What is expected
Tally all lines containing the word "氧元素的质量比为". Give the number alone.

(Dataset rows)
— Begin —
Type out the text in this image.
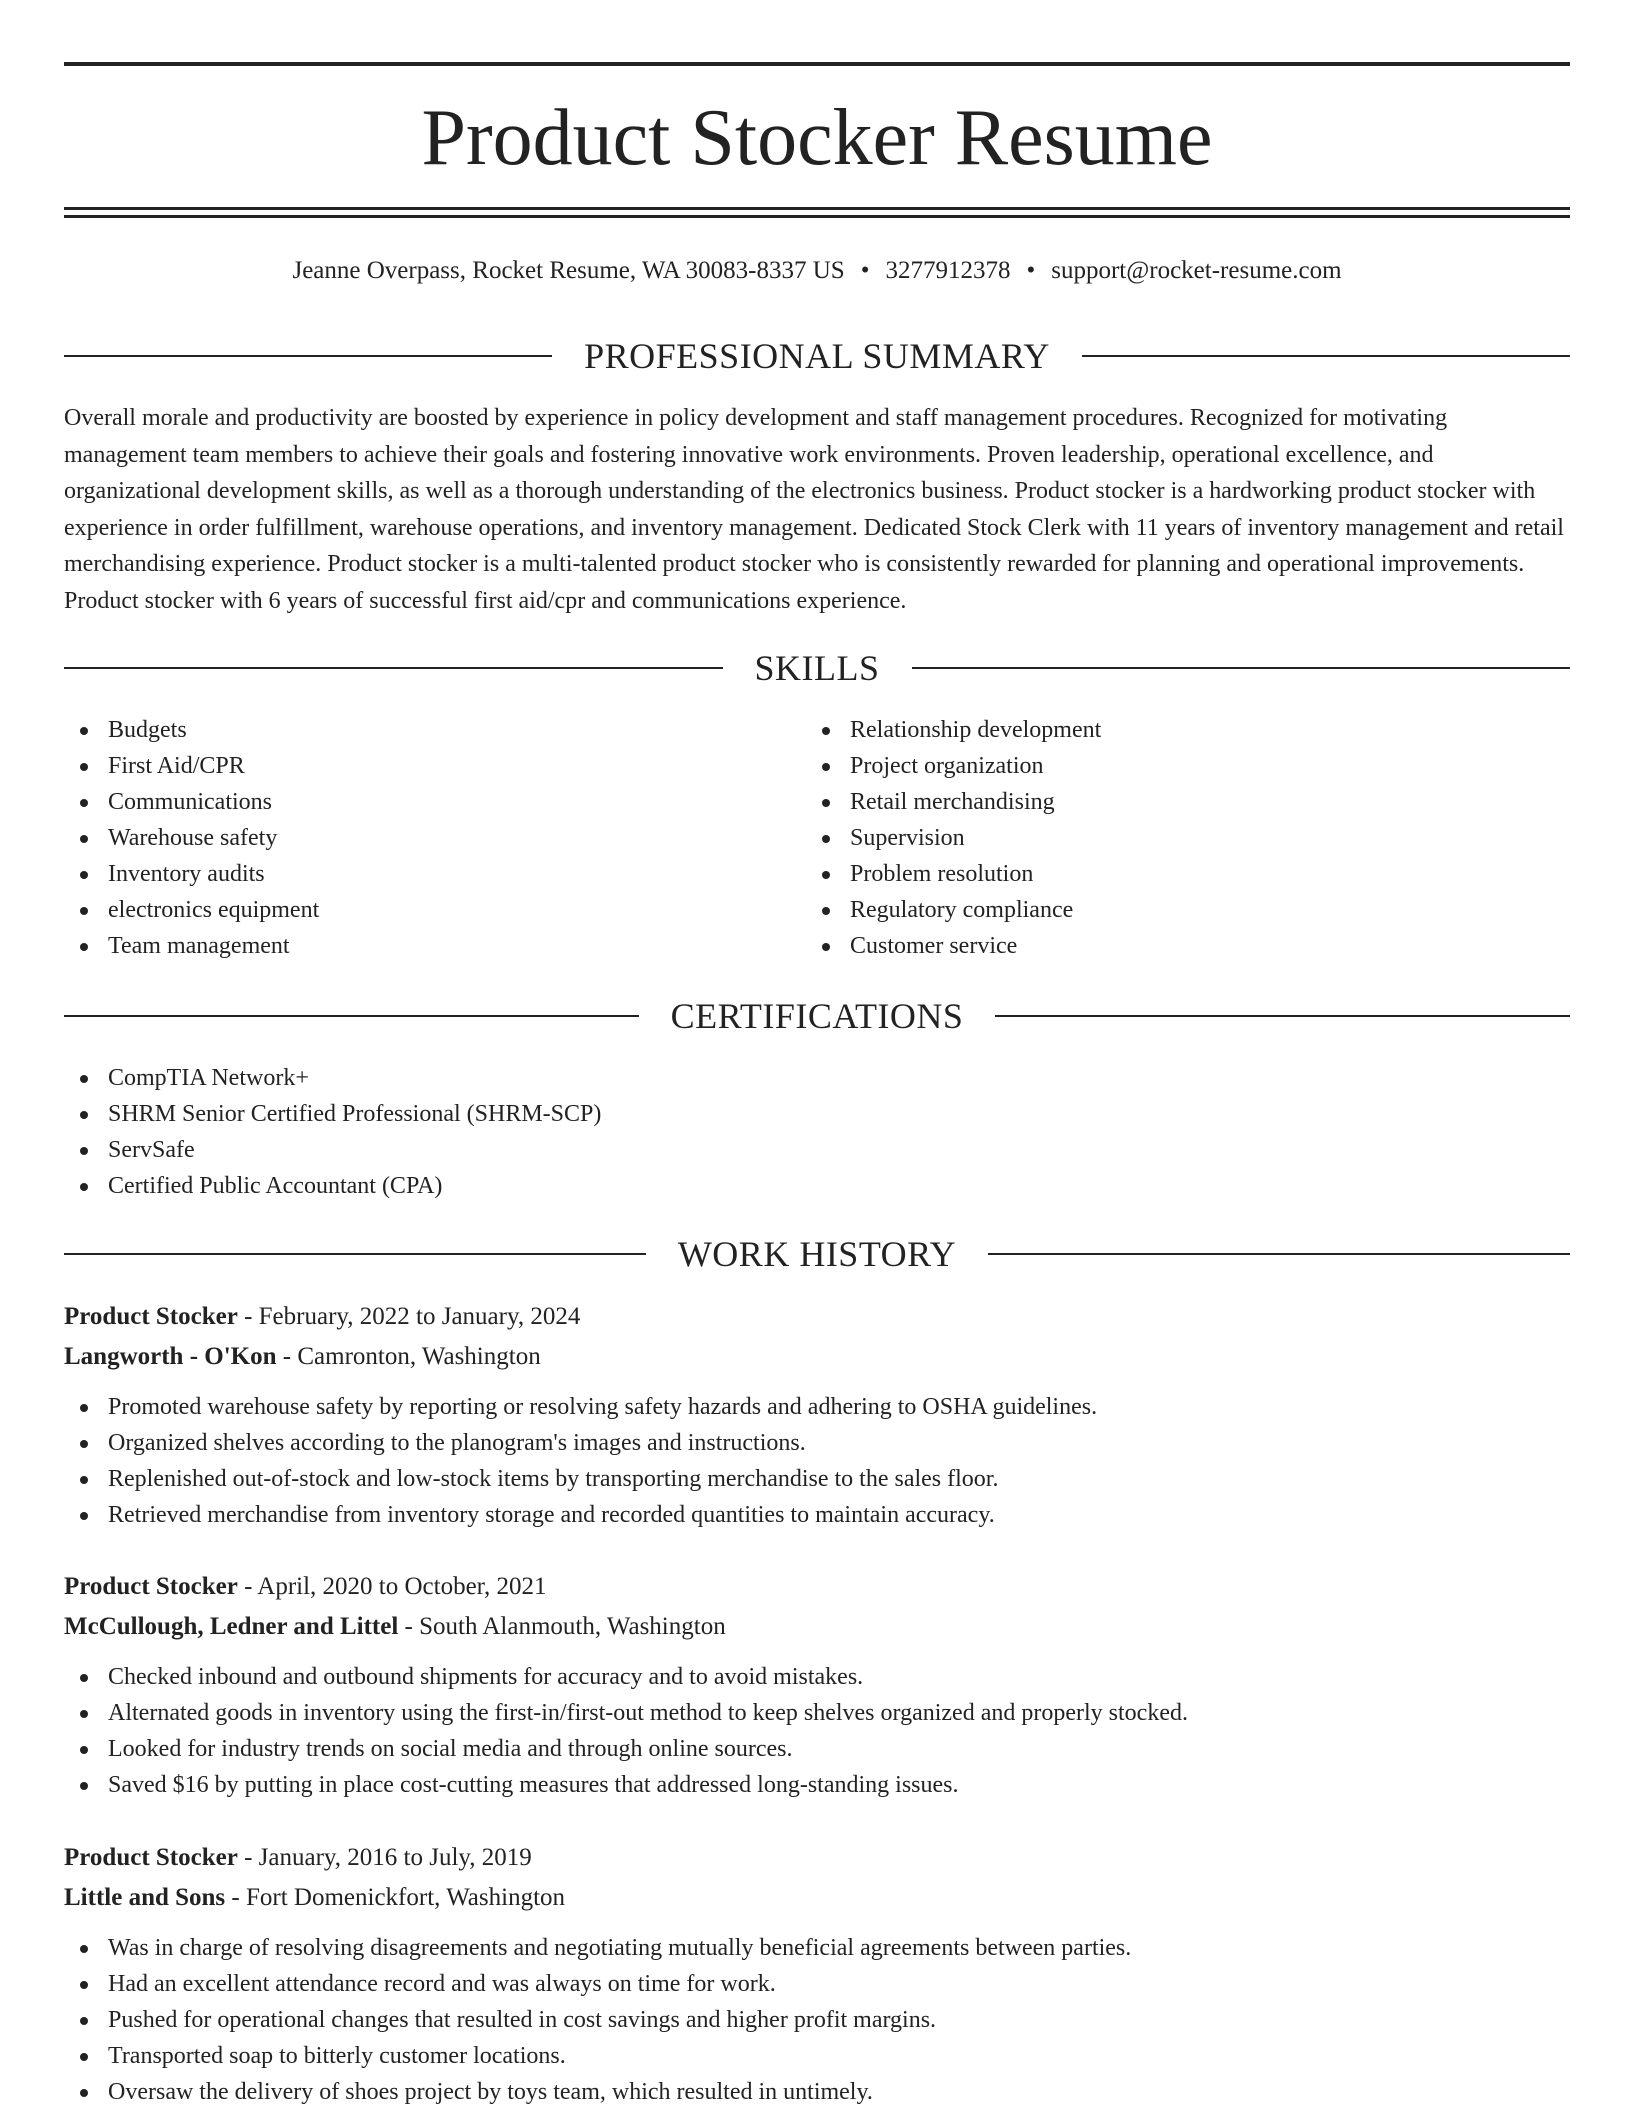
Product Stocker Resume
Jeanne Overpass, Rocket Resume, WA 30083-8337 US • 3277912378 • support@rocket-resume.com
PROFESSIONAL SUMMARY

Overall morale and productivity are boosted by experience in policy development and staff management procedures. Recognized for motivating management team members to achieve their goals and fostering innovative work environments. Proven leadership, operational excellence, and organizational development skills, as well as a thorough understanding of the electronics business. Product stocker is a hardworking product stocker with experience in order fulfillment, warehouse operations, and inventory management. Dedicated Stock Clerk with 11 years of inventory management and retail merchandising experience. Product stocker is a multi-talented product stocker who is consistently rewarded for planning and operational improvements. Product stocker with 6 years of successful first aid/cpr and communications experience.

SKILLS
Budgets
First Aid/CPR
Communications
Warehouse safety
Inventory audits
electronics equipment
Team management
Relationship development
Project organization
Retail merchandising
Supervision
Problem resolution
Regulatory compliance
Customer service
CERTIFICATIONS
CompTIA Network+
SHRM Senior Certified Professional (SHRM-SCP)
ServSafe
Certified Public Accountant (CPA)
WORK HISTORY
Product Stocker - February, 2022 to January, 2024
Langworth - O'Kon - Camronton, Washington
Promoted warehouse safety by reporting or resolving safety hazards and adhering to OSHA guidelines.
Organized shelves according to the planogram's images and instructions.
Replenished out-of-stock and low-stock items by transporting merchandise to the sales floor.
Retrieved merchandise from inventory storage and recorded quantities to maintain accuracy.
Product Stocker - April, 2020 to October, 2021
McCullough, Ledner and Littel - South Alanmouth, Washington
Checked inbound and outbound shipments for accuracy and to avoid mistakes.
Alternated goods in inventory using the first-in/first-out method to keep shelves organized and properly stocked.
Looked for industry trends on social media and through online sources.
Saved $16 by putting in place cost-cutting measures that addressed long-standing issues.
Product Stocker - January, 2016 to July, 2019
Little and Sons - Fort Domenickfort, Washington
Was in charge of resolving disagreements and negotiating mutually beneficial agreements between parties.
Had an excellent attendance record and was always on time for work.
Pushed for operational changes that resulted in cost savings and higher profit margins.
Transported soap to bitterly customer locations.
Oversaw the delivery of shoes project by toys team, which resulted in untimely.
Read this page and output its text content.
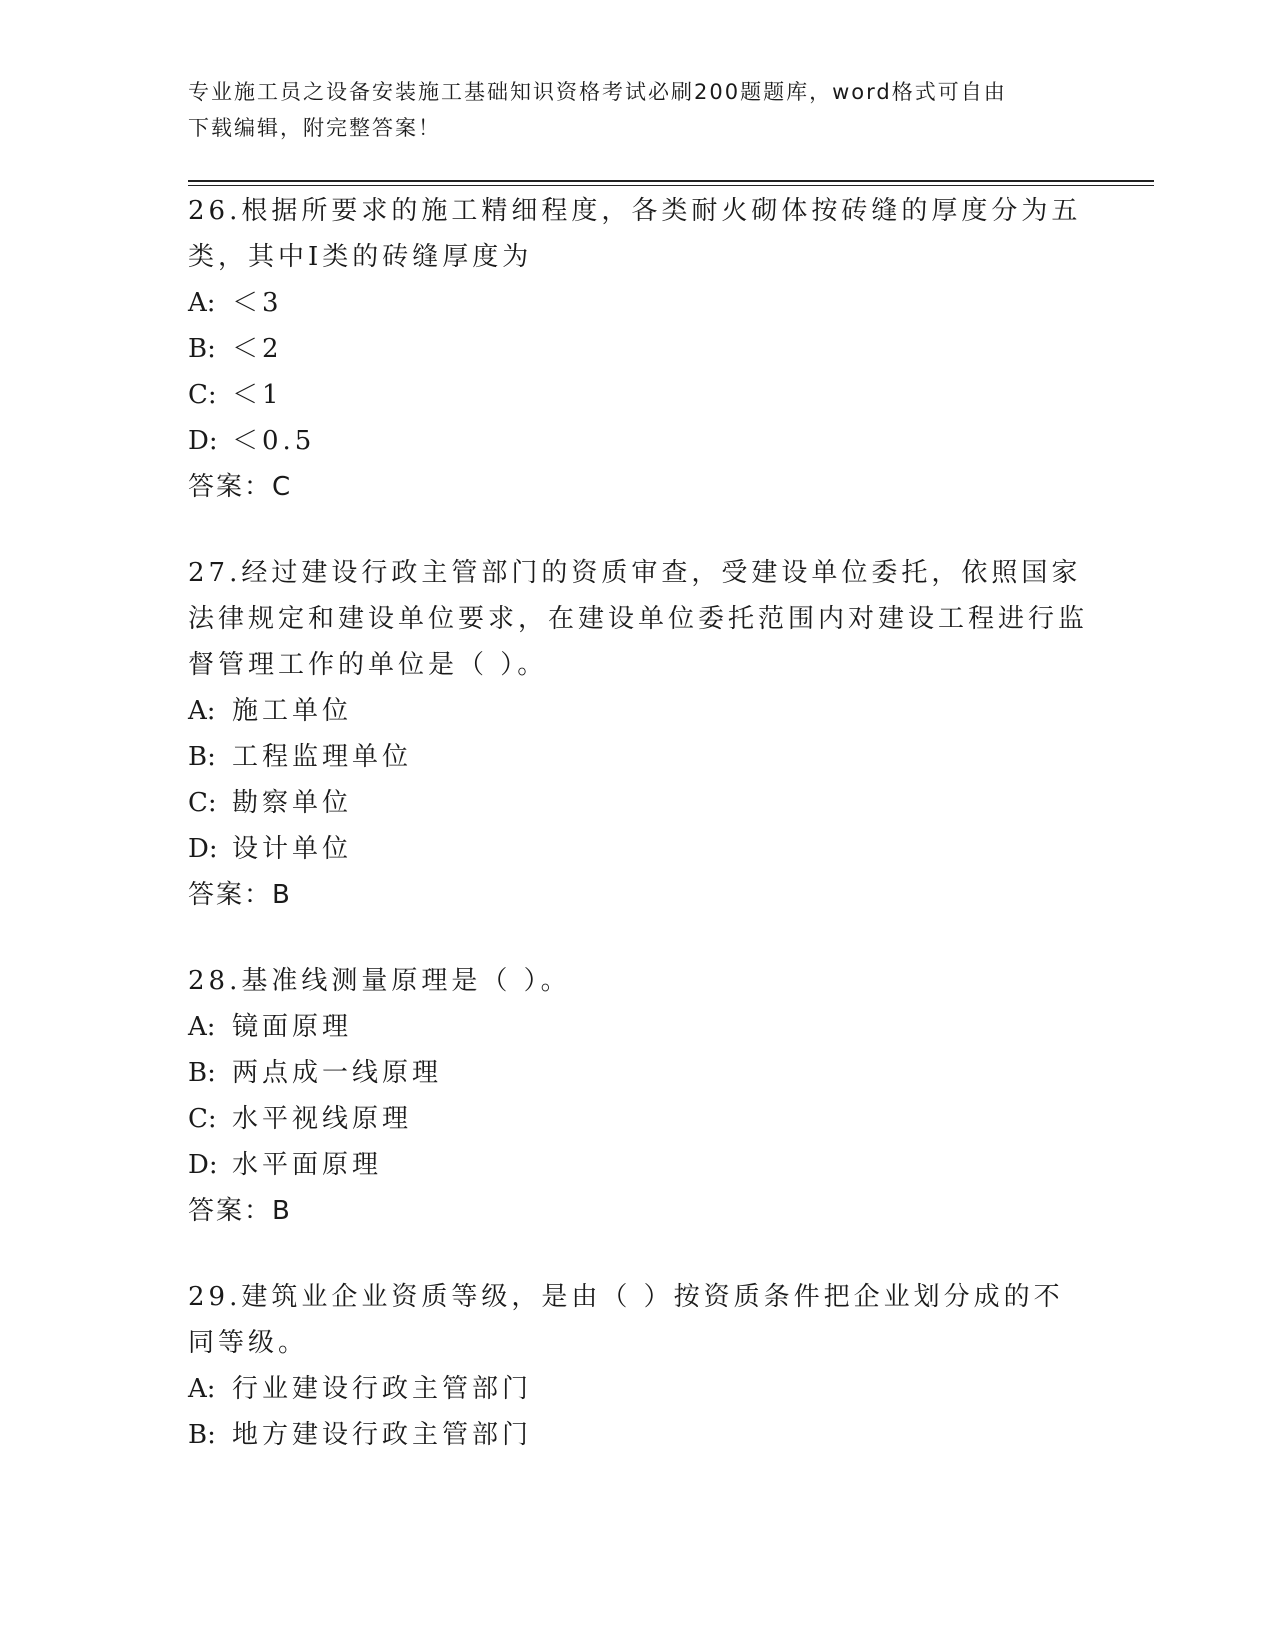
专业施工员之设备安装施工基础知识资格考试必刷200题题库，word格式可自由
下载编辑，附完整答案！
26.根据所要求的施工精细程度，各类耐火砌体按砖缝的厚度分为五类，其中Ⅰ类的砖缝厚度为
A: ＜3
B: ＜2
C: ＜1
D: ＜0.5
答案：C
27.经过建设行政主管部门的资质审查，受建设单位委托，依照国家法律规定和建设单位要求，在建设单位委托范围内对建设工程进行监督管理工作的单位是（ ）。
A: 施工单位
B: 工程监理单位
C: 勘察单位
D: 设计单位
答案：B
28.基准线测量原理是（ ）。
A: 镜面原理
B: 两点成一线原理
C: 水平视线原理
D: 水平面原理
答案：B
29.建筑业企业资质等级，是由（ ）按资质条件把企业划分成的不同等级。
A: 行业建设行政主管部门
B: 地方建设行政主管部门
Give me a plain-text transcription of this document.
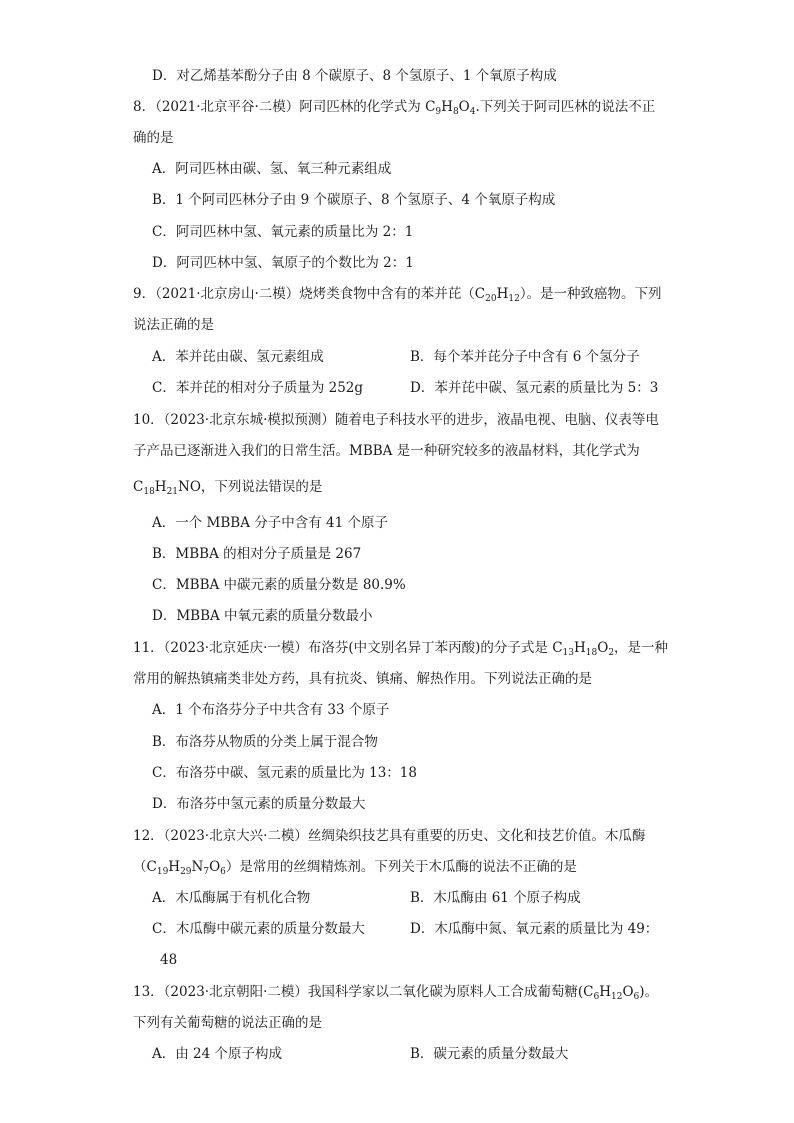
D．对乙烯基苯酚分子由 8 个碳原子、8 个氢原子、1 个氧原子构成
8．（2021·北京平谷·二模）阿司匹林的化学式为 $C_9H_8O_4$.下列关于阿司匹林的说法不正
确的是
A．阿司匹林由碳、氢、氧三种元素组成
B．1 个阿司匹林分子由 9 个碳原子、8 个氢原子、4 个氧原子构成
C．阿司匹林中氢、氧元素的质量比为 2：1
D．阿司匹林中氢、氧原子的个数比为 2：1
9．（2021·北京房山·二模）烧烤类食物中含有的苯并芘$(C_{20}H_{12})$。是一种致癌物。下列
说法正确的是
A．苯并芘由碳、氢元素组成	B．每个苯并芘分子中含有 6 个氢分子
C．苯并芘的相对分子质量为 252g	D．苯并芘中碳、氢元素的质量比为 5：3
10．（2023·北京东城·模拟预测）随着电子科技水平的进步，液晶电视、电脑、仪表等电
子产品已逐渐进入我们的日常生活。MBBA 是一种研究较多的液晶材料，其化学式为
$C_{18}H_{21}NO$，下列说法错误的是
A．一个 MBBA 分子中含有 41 个原子
B．MBBA 的相对分子质量是 267
C．MBBA 中碳元素的质量分数是 80.9%
D．MBBA 中氧元素的质量分数最小
11．（2023·北京延庆·一模）布洛芬(中文别名异丁苯丙酸)的分子式是 $C_{13}H_{18}O_2$，是一种
常用的解热镇痛类非处方药，具有抗炎、镇痛、解热作用。下列说法正确的是
A．1 个布洛芬分子中共含有 33 个原子
B．布洛芬从物质的分类上属于混合物
C．布洛芬中碳、氢元素的质量比为 13：18
D．布洛芬中氢元素的质量分数最大
12．（2023·北京大兴·二模）丝绸染织技艺具有重要的历史、文化和技艺价值。木瓜酶
$(C_{19}H_{29}N_7O_6)$是常用的丝绸精炼剂。下列关于木瓜酶的说法不正确的是
A．木瓜酶属于有机化合物	B．木瓜酶由 61 个原子构成
C．木瓜酶中碳元素的质量分数最大	D．木瓜酶中氮、氧元素的质量比为 49：
48
13．（2023·北京朝阳·二模）我国科学家以二氧化碳为原料人工合成葡萄糖$(C_6H_{12}O_6)$。
下列有关葡萄糖的说法正确的是
A．由 24 个原子构成	B．碳元素的质量分数最大
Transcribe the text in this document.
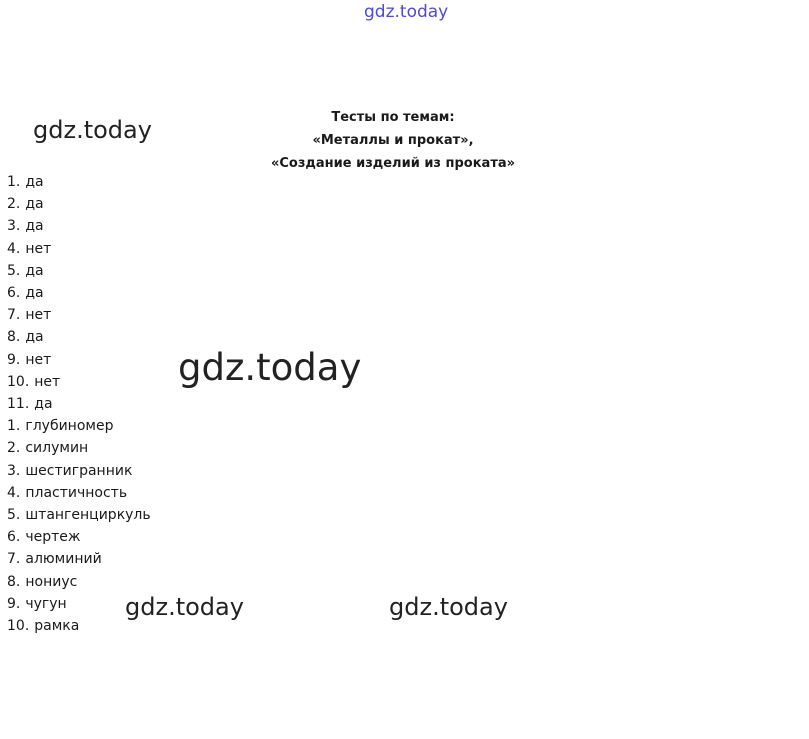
gdz.today
gdz.today	Тесты по темам:
«Металлы и прокат»,
«Создание изделий из проката»
1. да
2. да
3. да
4. нет
5. да
6. да
7. нет
8. да
9. нет
10. нет
11. да
1. глубиномер
2. силумин
3. шестигранник
4. пластичность
5. штангенциркуль
6. чертеж
7. алюминий
8. нониус
9. чугун
10. рамка
gdz.today
gdz.today	gdz.today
— End —
Solution for this task
2